Passage given
────────────────

Tuesday, September 23, 2008

Fringe recap S1E3 (09/23/08)

Criminetley, I forgot this frickin' show was on tonight. After last night's marathon Heroes recapathon I was sure I had tonight off to watch (guilty pleasure) Biggest Loser without firing up my vintage 1997 laptop. But no, I've started this Fringe recappery and I hate to not finish what I've started ...

In St. Anne’s Cathedral, a young guy makes his confession: he thinks God or the devil may be showing him things. He flashes to a city bus with business people and regular folks on it; one of the businessmen takes a gas mask out of his case and opens a canister. As the bus fills with gas and people panic, the masked man picks up a woman’s backpack and exits the stopped bus, getting into a car that speeds away. Upset, the young man runs out of the cathedral, dropping a sketch he’s made of the bus vision. A policeman comes up to the bus, stopped in a tunnel: all the people seem to be dead inside, trapped in some sort of yellowish gel.

Mount Briar Cemetery: it’s a funeral for John. Ooh – I like bagpipes! Olivia has her inner-strength face on as John’s mom stares at her from across the coffin. Charlie catches up with Olivia after the funeral, commending her for not squealing on John’s shady ways and letting him be remembered as a hero. Then Broyles walks up and asks Olivia to come with him – there’s a new case afoot.

Peter and Walter are in a diner. When Peter leaves the table just as his phone rings; Walker awkwardly answers it. Peter has left the table because a scruffy guy down the counter has been following him and taking pictures: Peter was supposed to check in with someone and didn’t. When Peter returns to the booth, Walter says the phone call was something about a bus.

Olivia, Peter, Walter and Broyles investigate the bus: apparently the people are stuck in some sort of congealed substance that the gas transformed into after release. Walter wants to dig some out to take back to the lab. Meanwhile, in the basement of what looks like a church, two men go through the backpack the gas-masked man took when he gassed the bus. Whatever they’re looking for is not there, and one of the men speaks Russian (?) to someone else on the phone, no doubt alerting them that they must keep looking for whatever they’re looking for.

At work, the young man who had gone to confession at the start of the episode, Roy, is having another vision. He starts to draw a drooping figure with blood dripping from its hands. At the lab, Walter has determined that the bus-filling substance is a silicon-based aerosol that solidified somehow. Peter and his father snark at each other for a while until Walter asks who the scruffy man in the diner was. Peter ain’t saying but is slightly amazed that his father noticed.

Olivia checks out the bodies as they are extracted from the congealed bus. They find a video camera that one of the passengers had and, from this video record, discover that a backpack is missing. The woman whose backpack it belonged to was an undercover DEA agent. Olivia brings the DEA agent’s handler in for questioning: she had been working on the East Coast Nicaraguan drug cartel and had asked for extrication when she overheard cartel members discussing the Pattern. The handler says he has no idea what was in her backpack. He IDs the body, then says he’d like to say goodbye – it’s not clear if he’s looking for something on the body or just actually saying goodbye. Based on my years of watching X-Files and my (to-date) three-ish hours of watching this show, I’m guessing he’s removing something from the body.

────────────────

What the task requires
In the recap, what does Walter find the substance that filled the bus to be? The records are separate material and have no tie to the recap.

Provided material
────────────────

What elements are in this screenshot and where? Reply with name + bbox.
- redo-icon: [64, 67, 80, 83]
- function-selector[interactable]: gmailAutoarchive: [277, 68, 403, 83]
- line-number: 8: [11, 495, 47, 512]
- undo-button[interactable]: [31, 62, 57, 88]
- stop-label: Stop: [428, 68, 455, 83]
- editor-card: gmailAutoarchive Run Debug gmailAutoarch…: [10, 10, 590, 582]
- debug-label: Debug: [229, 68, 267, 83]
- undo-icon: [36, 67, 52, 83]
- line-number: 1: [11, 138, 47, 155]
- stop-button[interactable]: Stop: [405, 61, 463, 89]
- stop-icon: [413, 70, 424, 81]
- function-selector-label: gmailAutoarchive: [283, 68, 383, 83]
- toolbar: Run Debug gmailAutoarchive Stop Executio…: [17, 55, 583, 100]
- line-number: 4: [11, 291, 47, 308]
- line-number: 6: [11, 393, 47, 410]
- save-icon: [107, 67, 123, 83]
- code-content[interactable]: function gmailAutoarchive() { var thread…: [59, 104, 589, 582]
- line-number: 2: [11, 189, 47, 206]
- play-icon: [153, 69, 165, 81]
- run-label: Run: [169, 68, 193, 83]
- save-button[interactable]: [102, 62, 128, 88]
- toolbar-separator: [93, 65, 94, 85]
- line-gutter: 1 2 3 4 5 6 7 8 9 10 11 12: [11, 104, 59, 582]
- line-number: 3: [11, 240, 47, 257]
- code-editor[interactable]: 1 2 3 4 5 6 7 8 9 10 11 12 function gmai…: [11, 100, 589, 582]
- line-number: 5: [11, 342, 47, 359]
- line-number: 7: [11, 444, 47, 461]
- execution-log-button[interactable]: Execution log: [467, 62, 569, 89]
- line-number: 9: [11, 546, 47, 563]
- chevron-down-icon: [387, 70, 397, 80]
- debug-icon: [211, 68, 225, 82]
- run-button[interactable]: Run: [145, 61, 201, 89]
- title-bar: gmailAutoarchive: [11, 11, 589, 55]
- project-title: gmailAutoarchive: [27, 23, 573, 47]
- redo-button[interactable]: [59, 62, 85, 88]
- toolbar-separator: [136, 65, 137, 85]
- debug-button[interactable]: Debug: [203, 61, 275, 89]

────────────────

Worked solution
A silicon-based aerosol that solidified somehow.